-- What you need to do --
Set down the material below word for word, excluding the pictures.

[Start of Stored records]

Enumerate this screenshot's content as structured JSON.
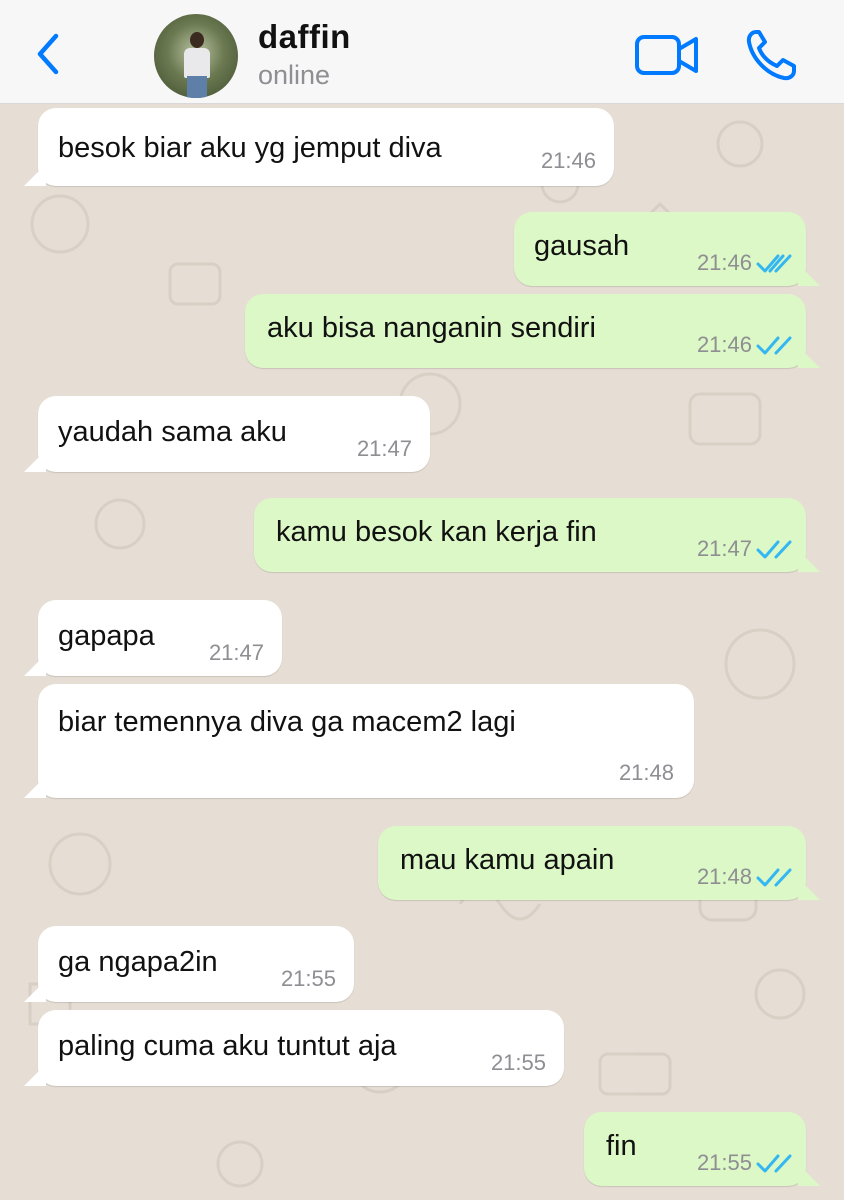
{
  "header": {
    "contact_name": "daffin",
    "contact_status": "online",
    "back_icon": "chevron-left-icon",
    "video_icon": "video-camera-icon",
    "call_icon": "phone-icon",
    "accent_color": "#007aff"
  },
  "colors": {
    "incoming_bubble": "#ffffff",
    "outgoing_bubble": "#dcf8c6",
    "read_ticks": "#34b7f1",
    "chat_background": "#e6ded4"
  },
  "messages": [
    {
      "direction": "in",
      "text": "besok biar aku yg jemput diva",
      "time": "21:46"
    },
    {
      "direction": "out",
      "text": "gausah",
      "time": "21:46",
      "status": "read"
    },
    {
      "direction": "out",
      "text": "aku bisa nanganin sendiri",
      "time": "21:46",
      "status": "read"
    },
    {
      "direction": "in",
      "text": "yaudah sama aku",
      "time": "21:47"
    },
    {
      "direction": "out",
      "text": "kamu besok kan kerja fin",
      "time": "21:47",
      "status": "read"
    },
    {
      "direction": "in",
      "text": "gapapa",
      "time": "21:47"
    },
    {
      "direction": "in",
      "text": "biar temennya diva ga macem2 lagi",
      "time": "21:48"
    },
    {
      "direction": "out",
      "text": "mau kamu apain",
      "time": "21:48",
      "status": "read"
    },
    {
      "direction": "in",
      "text": "ga ngapa2in",
      "time": "21:55"
    },
    {
      "direction": "in",
      "text": "paling cuma aku tuntut aja",
      "time": "21:55"
    },
    {
      "direction": "out",
      "text": "fin",
      "time": "21:55",
      "status": "read"
    }
  ]
}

[End of Stored records]

-- Worked solution --
Enumerate this screenshot's content as structured JSON.
{
  "header": {
    "contact_name": "daffin",
    "contact_status": "online",
    "back_icon": "chevron-left-icon",
    "video_icon": "video-camera-icon",
    "call_icon": "phone-icon",
    "accent_color": "#007aff"
  },
  "colors": {
    "incoming_bubble": "#ffffff",
    "outgoing_bubble": "#dcf8c6",
    "read_ticks": "#34b7f1",
    "chat_background": "#e6ded4"
  },
  "messages": [
    {
      "direction": "in",
      "text": "besok biar aku yg jemput diva",
      "time": "21:46"
    },
    {
      "direction": "out",
      "text": "gausah",
      "time": "21:46",
      "status": "read"
    },
    {
      "direction": "out",
      "text": "aku bisa nanganin sendiri",
      "time": "21:46",
      "status": "read"
    },
    {
      "direction": "in",
      "text": "yaudah sama aku",
      "time": "21:47"
    },
    {
      "direction": "out",
      "text": "kamu besok kan kerja fin",
      "time": "21:47",
      "status": "read"
    },
    {
      "direction": "in",
      "text": "gapapa",
      "time": "21:47"
    },
    {
      "direction": "in",
      "text": "biar temennya diva ga macem2 lagi",
      "time": "21:48"
    },
    {
      "direction": "out",
      "text": "mau kamu apain",
      "time": "21:48",
      "status": "read"
    },
    {
      "direction": "in",
      "text": "ga ngapa2in",
      "time": "21:55"
    },
    {
      "direction": "in",
      "text": "paling cuma aku tuntut aja",
      "time": "21:55"
    },
    {
      "direction": "out",
      "text": "fin",
      "time": "21:55",
      "status": "read"
    }
  ]
}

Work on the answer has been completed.